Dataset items
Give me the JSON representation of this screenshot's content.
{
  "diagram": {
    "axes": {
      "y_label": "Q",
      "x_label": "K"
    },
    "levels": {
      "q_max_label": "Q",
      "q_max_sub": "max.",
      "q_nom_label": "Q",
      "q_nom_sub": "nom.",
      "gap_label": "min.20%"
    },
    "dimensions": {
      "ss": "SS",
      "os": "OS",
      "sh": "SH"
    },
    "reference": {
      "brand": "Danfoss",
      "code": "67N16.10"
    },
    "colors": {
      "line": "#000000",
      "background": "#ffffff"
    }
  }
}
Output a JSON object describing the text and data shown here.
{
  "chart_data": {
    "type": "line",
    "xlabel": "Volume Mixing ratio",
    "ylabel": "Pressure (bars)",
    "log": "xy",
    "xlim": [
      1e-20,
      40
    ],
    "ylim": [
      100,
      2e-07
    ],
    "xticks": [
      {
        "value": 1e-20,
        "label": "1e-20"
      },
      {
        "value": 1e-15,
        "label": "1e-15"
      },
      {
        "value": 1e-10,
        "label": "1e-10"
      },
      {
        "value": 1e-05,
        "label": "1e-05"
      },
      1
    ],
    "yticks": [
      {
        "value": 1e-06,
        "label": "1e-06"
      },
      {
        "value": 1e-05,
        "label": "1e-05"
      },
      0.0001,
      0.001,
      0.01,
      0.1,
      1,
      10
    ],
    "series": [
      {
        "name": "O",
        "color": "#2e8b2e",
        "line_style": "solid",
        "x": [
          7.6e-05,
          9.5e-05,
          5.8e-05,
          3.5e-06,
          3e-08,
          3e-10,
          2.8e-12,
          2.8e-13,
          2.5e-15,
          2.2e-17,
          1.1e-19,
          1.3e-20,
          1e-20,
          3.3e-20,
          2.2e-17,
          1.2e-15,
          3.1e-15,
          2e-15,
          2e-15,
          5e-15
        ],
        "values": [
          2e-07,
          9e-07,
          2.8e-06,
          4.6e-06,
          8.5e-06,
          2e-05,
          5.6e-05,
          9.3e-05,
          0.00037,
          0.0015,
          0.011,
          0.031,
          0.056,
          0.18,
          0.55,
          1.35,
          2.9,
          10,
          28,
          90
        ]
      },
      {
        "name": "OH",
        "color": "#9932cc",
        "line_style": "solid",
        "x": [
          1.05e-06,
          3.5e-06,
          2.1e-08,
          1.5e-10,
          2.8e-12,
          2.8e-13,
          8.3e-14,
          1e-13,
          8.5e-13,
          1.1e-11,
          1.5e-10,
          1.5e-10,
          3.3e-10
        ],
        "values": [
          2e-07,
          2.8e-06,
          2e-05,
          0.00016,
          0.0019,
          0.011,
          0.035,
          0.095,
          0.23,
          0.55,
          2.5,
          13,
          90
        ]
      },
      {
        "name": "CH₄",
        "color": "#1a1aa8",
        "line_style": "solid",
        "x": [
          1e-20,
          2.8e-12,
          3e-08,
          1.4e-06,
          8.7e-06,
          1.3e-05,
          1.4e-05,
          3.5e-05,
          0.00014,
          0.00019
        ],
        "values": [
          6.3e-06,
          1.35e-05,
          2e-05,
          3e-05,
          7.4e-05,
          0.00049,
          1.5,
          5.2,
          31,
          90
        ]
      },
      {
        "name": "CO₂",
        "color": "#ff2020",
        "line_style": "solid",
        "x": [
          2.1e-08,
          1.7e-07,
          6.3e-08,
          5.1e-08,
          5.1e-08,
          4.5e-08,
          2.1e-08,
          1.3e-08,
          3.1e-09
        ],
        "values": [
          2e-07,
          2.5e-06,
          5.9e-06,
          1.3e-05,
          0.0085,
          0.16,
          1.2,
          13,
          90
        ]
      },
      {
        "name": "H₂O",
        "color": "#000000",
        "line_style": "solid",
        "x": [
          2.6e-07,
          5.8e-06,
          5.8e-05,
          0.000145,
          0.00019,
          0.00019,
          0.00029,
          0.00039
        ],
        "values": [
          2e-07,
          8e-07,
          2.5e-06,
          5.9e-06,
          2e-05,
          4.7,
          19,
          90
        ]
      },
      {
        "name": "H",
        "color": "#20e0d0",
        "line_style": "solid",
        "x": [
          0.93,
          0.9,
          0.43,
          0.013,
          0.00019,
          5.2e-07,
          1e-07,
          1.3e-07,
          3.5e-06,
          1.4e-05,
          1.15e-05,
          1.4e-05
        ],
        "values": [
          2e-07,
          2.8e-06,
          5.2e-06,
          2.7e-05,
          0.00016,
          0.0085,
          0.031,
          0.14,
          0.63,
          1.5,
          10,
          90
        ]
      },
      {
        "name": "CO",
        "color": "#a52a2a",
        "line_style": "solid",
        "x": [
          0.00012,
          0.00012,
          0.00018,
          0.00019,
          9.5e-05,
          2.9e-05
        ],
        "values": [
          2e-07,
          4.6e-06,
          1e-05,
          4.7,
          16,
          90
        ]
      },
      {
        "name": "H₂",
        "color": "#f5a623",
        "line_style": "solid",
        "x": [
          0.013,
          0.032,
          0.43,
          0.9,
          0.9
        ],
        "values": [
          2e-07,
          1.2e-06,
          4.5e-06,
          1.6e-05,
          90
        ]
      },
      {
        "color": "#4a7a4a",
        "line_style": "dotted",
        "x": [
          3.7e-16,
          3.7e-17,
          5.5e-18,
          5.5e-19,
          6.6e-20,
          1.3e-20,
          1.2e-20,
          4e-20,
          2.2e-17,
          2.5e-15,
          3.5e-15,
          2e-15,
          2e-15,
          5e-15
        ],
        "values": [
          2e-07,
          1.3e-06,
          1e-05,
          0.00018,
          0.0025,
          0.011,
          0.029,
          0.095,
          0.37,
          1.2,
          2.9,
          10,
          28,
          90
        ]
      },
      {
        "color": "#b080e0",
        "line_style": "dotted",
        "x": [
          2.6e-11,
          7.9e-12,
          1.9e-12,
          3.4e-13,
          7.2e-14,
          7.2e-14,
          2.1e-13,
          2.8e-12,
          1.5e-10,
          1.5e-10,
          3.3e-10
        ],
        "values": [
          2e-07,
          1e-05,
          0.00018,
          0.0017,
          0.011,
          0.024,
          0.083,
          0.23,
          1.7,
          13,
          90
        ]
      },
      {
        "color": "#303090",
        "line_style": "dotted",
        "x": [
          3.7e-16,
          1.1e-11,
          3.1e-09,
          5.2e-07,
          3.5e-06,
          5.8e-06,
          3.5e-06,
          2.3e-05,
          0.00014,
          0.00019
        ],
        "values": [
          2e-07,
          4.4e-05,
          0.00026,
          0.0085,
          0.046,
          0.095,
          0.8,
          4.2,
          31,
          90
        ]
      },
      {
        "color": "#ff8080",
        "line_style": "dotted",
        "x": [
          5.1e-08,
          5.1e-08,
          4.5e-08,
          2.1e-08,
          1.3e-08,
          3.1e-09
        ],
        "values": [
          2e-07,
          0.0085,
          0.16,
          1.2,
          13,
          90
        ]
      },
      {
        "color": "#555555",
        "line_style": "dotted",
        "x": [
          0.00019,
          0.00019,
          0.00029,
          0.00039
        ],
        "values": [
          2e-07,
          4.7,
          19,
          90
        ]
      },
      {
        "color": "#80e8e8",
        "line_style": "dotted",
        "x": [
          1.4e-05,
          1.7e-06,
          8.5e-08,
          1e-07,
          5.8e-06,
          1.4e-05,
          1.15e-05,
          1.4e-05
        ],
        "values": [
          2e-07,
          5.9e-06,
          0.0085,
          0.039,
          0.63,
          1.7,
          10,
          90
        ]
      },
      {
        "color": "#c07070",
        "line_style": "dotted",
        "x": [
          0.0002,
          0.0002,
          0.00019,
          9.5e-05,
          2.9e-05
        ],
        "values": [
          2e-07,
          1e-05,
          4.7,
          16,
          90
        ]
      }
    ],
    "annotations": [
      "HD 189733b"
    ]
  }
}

PROBLEM TO WORK ON: Copy each line that holds the word "JSON".

ANSWER TO THE TASK:
Give me the JSON representation of this screenshot's content.
Output a JSON object describing the text and data shown here.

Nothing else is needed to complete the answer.